**Set problem**:
Check each line of the entries below for the string "WHAT"; copy every line where it appears.

**Source records**:
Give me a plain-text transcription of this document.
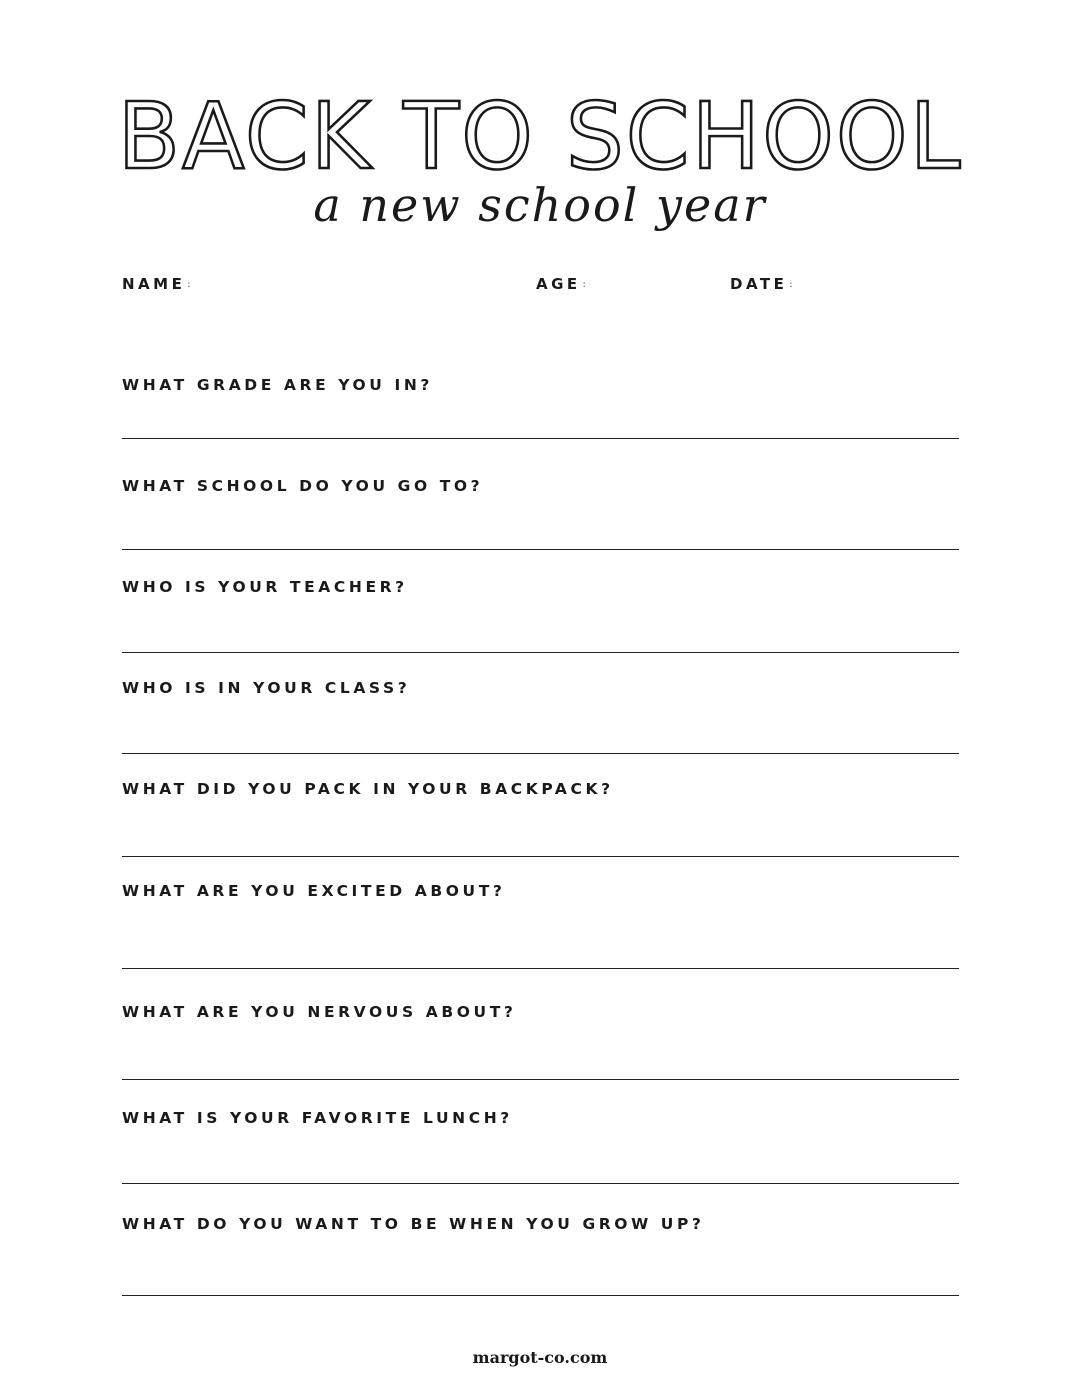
BACK TO SCHOOL
a new school year
NAME :	AGE :	DATE :
WHAT GRADE ARE YOU IN?
WHAT SCHOOL DO YOU GO TO?
WHO IS YOUR TEACHER?
WHO IS IN YOUR CLASS?
WHAT DID YOU PACK IN YOUR BACKPACK?
WHAT ARE YOU EXCITED ABOUT?
WHAT ARE YOU NERVOUS ABOUT?
WHAT IS YOUR FAVORITE LUNCH?
WHAT DO YOU WANT TO BE WHEN YOU GROW UP?
margot-co.com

**Answer to the task**:
WHAT GRADE ARE YOU IN?
WHAT SCHOOL DO YOU GO TO?
WHAT DID YOU PACK IN YOUR BACKPACK?
WHAT ARE YOU EXCITED ABOUT?
WHAT ARE YOU NERVOUS ABOUT?
WHAT IS YOUR FAVORITE LUNCH?
WHAT DO YOU WANT TO BE WHEN YOU GROW UP?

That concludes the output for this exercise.